### DO THIS
Give all of the lines again exactly as they read.

Stored data

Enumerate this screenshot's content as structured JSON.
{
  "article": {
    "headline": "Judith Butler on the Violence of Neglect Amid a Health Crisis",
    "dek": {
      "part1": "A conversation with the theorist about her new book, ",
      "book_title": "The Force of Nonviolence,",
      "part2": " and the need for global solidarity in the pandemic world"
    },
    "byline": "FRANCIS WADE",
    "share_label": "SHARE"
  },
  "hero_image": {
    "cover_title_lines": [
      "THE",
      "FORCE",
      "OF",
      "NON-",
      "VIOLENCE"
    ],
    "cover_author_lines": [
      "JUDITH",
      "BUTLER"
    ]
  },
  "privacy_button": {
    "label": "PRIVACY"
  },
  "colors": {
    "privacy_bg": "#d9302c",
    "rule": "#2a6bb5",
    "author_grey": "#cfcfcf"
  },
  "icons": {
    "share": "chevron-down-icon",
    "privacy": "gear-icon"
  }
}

### THE OUTPUT
Enumerate this screenshot's content as structured JSON.
{
  "article": {
    "headline": "Judith Butler on the Violence of Neglect Amid a Health Crisis",
    "dek": {
      "part1": "A conversation with the theorist about her new book, ",
      "book_title": "The Force of Nonviolence,",
      "part2": " and the need for global solidarity in the pandemic world"
    },
    "byline": "FRANCIS WADE",
    "share_label": "SHARE"
  },
  "hero_image": {
    "cover_title_lines": [
      "THE",
      "FORCE",
      "OF",
      "NON-",
      "VIOLENCE"
    ],
    "cover_author_lines": [
      "JUDITH",
      "BUTLER"
    ]
  },
  "privacy_button": {
    "label": "PRIVACY"
  },
  "colors": {
    "privacy_bg": "#d9302c",
    "rule": "#2a6bb5",
    "author_grey": "#cfcfcf"
  },
  "icons": {
    "share": "chevron-down-icon",
    "privacy": "gear-icon"
  }
}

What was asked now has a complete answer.